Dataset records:
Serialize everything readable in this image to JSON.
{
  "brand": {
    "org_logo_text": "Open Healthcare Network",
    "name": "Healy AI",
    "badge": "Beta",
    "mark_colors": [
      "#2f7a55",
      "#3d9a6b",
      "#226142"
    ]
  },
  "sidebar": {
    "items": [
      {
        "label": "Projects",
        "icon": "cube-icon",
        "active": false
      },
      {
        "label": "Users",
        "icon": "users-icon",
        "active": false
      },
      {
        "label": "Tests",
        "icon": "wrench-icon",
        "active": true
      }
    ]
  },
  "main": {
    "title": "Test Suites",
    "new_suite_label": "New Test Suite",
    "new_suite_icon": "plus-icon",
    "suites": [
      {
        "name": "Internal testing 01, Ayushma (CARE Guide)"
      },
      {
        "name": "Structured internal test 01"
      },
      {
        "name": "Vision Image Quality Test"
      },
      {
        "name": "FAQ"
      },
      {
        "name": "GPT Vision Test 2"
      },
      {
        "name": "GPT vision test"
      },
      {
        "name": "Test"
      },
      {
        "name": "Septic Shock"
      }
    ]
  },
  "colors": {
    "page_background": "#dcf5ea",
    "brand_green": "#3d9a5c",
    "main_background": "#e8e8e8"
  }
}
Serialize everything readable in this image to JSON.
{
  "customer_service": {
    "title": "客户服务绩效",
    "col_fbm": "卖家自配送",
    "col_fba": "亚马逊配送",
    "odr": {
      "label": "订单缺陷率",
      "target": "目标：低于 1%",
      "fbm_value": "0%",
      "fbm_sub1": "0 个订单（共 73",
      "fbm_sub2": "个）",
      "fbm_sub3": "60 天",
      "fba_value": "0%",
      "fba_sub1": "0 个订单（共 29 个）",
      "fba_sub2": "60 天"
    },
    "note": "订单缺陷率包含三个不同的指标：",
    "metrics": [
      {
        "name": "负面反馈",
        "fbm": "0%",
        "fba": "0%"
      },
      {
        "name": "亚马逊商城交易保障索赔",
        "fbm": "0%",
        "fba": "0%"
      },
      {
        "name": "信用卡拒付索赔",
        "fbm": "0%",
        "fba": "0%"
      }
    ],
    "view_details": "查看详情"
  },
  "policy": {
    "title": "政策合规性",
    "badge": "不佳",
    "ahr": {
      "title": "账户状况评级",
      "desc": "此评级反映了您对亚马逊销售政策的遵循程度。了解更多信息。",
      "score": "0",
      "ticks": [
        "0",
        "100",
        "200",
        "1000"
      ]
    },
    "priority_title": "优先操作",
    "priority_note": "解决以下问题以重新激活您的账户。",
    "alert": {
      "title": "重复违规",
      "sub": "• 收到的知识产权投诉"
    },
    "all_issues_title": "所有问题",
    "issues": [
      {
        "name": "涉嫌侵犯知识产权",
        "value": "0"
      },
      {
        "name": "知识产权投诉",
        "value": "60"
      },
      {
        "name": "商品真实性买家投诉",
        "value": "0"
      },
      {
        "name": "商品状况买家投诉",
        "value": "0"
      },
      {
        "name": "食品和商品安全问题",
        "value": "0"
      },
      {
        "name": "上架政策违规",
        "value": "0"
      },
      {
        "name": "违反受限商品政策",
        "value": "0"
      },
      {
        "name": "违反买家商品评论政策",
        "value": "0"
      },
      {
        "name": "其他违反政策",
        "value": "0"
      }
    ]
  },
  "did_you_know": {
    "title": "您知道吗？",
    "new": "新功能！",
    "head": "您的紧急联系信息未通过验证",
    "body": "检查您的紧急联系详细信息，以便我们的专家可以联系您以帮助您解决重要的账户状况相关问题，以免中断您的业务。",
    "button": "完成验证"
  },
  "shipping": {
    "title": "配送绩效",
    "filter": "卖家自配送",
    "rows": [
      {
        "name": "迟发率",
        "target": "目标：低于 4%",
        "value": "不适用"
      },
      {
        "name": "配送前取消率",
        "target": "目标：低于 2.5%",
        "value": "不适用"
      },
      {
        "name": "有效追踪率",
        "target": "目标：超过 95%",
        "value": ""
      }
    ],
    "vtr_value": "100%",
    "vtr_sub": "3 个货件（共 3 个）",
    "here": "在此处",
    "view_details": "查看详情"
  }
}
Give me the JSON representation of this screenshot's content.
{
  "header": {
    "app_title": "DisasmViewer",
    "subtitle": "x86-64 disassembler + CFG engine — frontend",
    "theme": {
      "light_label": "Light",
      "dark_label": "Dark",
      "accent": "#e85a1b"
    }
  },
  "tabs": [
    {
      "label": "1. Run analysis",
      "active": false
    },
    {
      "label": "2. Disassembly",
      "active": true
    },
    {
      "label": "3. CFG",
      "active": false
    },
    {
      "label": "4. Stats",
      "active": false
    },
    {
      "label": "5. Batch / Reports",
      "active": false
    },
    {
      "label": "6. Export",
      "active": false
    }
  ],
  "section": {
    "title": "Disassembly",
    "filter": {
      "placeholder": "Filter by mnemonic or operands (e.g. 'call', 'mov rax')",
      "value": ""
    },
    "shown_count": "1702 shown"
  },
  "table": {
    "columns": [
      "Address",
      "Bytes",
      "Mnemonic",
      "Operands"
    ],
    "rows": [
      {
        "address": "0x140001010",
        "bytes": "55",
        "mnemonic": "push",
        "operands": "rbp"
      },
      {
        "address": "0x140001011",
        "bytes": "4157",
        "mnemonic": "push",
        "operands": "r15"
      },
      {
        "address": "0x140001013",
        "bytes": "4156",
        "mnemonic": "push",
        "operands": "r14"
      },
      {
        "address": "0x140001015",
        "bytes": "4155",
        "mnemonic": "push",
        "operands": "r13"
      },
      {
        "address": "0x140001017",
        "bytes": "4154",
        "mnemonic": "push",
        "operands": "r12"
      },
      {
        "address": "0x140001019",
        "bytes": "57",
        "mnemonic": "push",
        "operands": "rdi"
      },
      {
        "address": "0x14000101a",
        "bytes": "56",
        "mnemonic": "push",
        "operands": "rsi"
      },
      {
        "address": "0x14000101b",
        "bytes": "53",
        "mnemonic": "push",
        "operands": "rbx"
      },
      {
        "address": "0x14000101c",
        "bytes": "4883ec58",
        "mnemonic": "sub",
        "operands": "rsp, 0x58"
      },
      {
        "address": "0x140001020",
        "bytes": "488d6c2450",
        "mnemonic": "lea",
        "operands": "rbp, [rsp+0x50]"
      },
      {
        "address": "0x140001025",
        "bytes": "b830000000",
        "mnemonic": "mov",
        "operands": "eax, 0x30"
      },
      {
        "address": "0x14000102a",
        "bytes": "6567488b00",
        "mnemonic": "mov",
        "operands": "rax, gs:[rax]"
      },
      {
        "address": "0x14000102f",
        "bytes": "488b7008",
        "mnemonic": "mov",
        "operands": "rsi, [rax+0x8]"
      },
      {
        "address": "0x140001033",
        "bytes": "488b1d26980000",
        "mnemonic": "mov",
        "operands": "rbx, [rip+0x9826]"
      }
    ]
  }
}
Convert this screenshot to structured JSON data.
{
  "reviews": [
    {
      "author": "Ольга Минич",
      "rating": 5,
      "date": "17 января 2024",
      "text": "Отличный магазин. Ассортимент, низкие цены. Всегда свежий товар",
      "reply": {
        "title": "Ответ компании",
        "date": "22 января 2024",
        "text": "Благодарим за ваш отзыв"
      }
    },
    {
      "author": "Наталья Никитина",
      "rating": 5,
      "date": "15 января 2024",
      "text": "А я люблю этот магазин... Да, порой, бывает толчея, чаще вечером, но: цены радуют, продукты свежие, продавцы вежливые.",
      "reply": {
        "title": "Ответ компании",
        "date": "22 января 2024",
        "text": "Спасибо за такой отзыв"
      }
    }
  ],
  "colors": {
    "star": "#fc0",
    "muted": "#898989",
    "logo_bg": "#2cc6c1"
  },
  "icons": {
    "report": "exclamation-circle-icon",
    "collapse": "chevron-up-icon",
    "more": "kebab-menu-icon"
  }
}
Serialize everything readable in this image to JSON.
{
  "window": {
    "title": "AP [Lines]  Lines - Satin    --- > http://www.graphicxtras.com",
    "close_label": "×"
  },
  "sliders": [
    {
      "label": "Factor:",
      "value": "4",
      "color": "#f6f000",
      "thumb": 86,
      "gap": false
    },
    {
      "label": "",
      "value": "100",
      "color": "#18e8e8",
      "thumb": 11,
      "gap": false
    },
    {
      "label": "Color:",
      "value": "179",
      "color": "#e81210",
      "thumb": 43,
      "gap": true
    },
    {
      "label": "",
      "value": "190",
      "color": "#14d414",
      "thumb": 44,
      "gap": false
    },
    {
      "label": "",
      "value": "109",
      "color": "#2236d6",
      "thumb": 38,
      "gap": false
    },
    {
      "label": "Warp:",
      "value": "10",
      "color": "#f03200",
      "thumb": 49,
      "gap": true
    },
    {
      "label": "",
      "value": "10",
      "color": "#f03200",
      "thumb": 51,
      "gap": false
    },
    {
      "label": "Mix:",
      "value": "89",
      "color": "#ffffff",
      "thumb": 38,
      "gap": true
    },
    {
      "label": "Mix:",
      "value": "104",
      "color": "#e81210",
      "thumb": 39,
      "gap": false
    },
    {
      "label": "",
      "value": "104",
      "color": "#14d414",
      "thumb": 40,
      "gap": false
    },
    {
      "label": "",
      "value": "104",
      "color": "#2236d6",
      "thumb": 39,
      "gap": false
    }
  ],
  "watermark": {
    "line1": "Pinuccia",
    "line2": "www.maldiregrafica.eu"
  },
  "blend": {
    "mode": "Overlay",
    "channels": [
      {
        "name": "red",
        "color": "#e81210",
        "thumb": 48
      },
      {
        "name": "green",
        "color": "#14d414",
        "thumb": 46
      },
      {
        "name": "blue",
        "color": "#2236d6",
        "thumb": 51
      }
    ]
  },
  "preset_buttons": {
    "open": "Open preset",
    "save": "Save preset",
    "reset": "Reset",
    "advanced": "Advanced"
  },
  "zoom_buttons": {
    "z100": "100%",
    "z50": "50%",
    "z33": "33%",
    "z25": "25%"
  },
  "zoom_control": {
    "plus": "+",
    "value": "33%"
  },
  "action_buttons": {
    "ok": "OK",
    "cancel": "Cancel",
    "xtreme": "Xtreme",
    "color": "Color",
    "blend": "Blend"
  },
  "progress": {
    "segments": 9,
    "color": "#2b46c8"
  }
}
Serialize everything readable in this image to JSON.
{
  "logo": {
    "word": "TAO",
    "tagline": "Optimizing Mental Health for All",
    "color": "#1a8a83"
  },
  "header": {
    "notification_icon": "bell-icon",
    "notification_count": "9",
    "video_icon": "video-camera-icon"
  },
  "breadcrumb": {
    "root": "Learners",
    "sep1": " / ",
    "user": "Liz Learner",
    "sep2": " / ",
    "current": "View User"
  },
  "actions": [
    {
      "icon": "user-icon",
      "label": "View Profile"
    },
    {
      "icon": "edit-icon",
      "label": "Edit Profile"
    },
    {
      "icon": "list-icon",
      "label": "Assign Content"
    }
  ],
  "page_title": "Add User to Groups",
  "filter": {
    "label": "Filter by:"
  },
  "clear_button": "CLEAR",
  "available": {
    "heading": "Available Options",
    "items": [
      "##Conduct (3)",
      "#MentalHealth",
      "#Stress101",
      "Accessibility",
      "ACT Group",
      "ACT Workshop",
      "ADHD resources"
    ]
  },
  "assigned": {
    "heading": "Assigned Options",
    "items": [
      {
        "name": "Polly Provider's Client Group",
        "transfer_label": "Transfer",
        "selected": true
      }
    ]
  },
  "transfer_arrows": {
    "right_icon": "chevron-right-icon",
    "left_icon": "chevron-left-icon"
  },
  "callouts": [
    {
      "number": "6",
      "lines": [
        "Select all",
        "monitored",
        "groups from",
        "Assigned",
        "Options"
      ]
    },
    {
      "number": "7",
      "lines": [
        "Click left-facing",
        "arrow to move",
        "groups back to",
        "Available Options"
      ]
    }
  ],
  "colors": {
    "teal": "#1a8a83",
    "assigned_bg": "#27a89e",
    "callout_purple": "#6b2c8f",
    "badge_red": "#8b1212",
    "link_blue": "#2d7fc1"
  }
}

--- AIM ---
Search the data above for the word "heading", then gather each line in which it appears.

--- THE ANSWER ---
    "heading": "Available Options",
    "heading": "Assigned Options",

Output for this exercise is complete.